* Instructions for the task *
Set down the full listing exactly, character for character.

Excerpt from a dataset
====

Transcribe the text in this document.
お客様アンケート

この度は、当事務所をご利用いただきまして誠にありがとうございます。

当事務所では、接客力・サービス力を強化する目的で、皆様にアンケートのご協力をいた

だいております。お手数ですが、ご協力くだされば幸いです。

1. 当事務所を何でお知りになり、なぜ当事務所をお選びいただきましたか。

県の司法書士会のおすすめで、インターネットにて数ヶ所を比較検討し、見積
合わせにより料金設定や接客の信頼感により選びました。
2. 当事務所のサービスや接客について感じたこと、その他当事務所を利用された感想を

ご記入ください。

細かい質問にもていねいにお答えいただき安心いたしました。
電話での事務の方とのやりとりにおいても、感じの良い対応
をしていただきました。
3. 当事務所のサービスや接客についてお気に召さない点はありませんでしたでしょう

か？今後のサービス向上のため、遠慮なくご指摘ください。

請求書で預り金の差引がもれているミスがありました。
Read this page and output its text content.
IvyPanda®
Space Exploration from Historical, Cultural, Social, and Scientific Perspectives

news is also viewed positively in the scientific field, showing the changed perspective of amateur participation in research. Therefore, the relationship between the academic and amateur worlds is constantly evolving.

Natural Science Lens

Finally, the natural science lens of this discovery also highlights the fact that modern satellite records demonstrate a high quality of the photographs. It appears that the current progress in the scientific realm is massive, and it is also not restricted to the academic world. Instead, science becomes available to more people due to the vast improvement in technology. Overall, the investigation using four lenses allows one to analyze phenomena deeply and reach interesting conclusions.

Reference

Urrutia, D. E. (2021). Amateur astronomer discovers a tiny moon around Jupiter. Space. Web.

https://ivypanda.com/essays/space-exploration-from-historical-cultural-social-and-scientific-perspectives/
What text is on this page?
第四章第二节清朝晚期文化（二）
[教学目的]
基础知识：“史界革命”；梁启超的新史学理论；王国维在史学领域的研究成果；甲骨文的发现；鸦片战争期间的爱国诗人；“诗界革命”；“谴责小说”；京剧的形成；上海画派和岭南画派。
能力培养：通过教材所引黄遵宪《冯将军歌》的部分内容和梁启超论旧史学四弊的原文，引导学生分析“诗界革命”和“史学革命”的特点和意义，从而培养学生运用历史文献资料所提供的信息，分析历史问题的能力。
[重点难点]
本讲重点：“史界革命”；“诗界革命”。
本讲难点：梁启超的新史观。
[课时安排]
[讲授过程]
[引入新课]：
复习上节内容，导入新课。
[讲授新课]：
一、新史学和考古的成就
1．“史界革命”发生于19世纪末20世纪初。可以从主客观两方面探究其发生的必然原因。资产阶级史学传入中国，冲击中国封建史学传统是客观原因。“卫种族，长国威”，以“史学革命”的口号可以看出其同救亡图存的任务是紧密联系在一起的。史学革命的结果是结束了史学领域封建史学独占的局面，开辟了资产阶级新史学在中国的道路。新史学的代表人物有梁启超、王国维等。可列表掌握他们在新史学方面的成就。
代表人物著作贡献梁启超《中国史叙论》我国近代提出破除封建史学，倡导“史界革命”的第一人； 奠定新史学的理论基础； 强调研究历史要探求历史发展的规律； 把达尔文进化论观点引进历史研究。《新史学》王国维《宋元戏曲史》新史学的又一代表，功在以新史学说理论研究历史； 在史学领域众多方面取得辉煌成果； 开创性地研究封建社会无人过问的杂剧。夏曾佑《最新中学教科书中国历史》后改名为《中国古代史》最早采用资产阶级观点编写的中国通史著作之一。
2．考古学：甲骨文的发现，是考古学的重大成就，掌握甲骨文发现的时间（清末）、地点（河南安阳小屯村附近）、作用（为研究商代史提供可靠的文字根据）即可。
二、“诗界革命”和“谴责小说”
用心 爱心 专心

====

* Task response *
Transcribe the text in this document.
お客様アンケート

この度は、当事務所をご利用いただきまして誠にありがとうございます。

当事務所では、接客力・サービス力を強化する目的で、皆様にアンケートのご協力をいた

だいております。お手数ですが、ご協力くだされば幸いです。

1. 当事務所を何でお知りになり、なぜ当事務所をお選びいただきましたか。

県の司法書士会のおすすめで、インターネットにて数ヶ所を比較検討し、見積
合わせにより料金設定や接客の信頼感により選びました。
2. 当事務所のサービスや接客について感じたこと、その他当事務所を利用された感想を

ご記入ください。

細かい質問にもていねいにお答えいただき安心いたしました。
電話での事務の方とのやりとりにおいても、感じの良い対応
をしていただきました。
3. 当事務所のサービスや接客についてお気に召さない点はありませんでしたでしょう

か？今後のサービス向上のため、遠慮なくご指摘ください。

請求書で預り金の差引がもれているミスがありました。
Read this page and output its text content.
IvyPanda®
Space Exploration from Historical, Cultural, Social, and Scientific Perspectives

news is also viewed positively in the scientific field, showing the changed perspective of amateur participation in research. Therefore, the relationship between the academic and amateur worlds is constantly evolving.

Natural Science Lens

Finally, the natural science lens of this discovery also highlights the fact that modern satellite records demonstrate a high quality of the photographs. It appears that the current progress in the scientific realm is massive, and it is also not restricted to the academic world. Instead, science becomes available to more people due to the vast improvement in technology. Overall, the investigation using four lenses allows one to analyze phenomena deeply and reach interesting conclusions.

Reference

Urrutia, D. E. (2021). Amateur astronomer discovers a tiny moon around Jupiter. Space. Web.

https://ivypanda.com/essays/space-exploration-from-historical-cultural-social-and-scientific-perspectives/
What text is on this page?
第四章第二节清朝晚期文化（二）
[教学目的]
基础知识：“史界革命”；梁启超的新史学理论；王国维在史学领域的研究成果；甲骨文的发现；鸦片战争期间的爱国诗人；“诗界革命”；“谴责小说”；京剧的形成；上海画派和岭南画派。
能力培养：通过教材所引黄遵宪《冯将军歌》的部分内容和梁启超论旧史学四弊的原文，引导学生分析“诗界革命”和“史学革命”的特点和意义，从而培养学生运用历史文献资料所提供的信息，分析历史问题的能力。
[重点难点]
本讲重点：“史界革命”；“诗界革命”。
本讲难点：梁启超的新史观。
[课时安排]
[讲授过程]
[引入新课]：
复习上节内容，导入新课。
[讲授新课]：
一、新史学和考古的成就
1．“史界革命”发生于19世纪末20世纪初。可以从主客观两方面探究其发生的必然原因。资产阶级史学传入中国，冲击中国封建史学传统是客观原因。“卫种族，长国威”，以“史学革命”的口号可以看出其同救亡图存的任务是紧密联系在一起的。史学革命的结果是结束了史学领域封建史学独占的局面，开辟了资产阶级新史学在中国的道路。新史学的代表人物有梁启超、王国维等。可列表掌握他们在新史学方面的成就。
代表人物著作贡献梁启超《中国史叙论》我国近代提出破除封建史学，倡导“史界革命”的第一人； 奠定新史学的理论基础； 强调研究历史要探求历史发展的规律； 把达尔文进化论观点引进历史研究。《新史学》王国维《宋元戏曲史》新史学的又一代表，功在以新史学说理论研究历史； 在史学领域众多方面取得辉煌成果； 开创性地研究封建社会无人过问的杂剧。夏曾佑《最新中学教科书中国历史》后改名为《中国古代史》最早采用资产阶级观点编写的中国通史著作之一。
2．考古学：甲骨文的发现，是考古学的重大成就，掌握甲骨文发现的时间（清末）、地点（河南安阳小屯村附近）、作用（为研究商代史提供可靠的文字根据）即可。
二、“诗界革命”和“谴责小说”
用心 爱心 专心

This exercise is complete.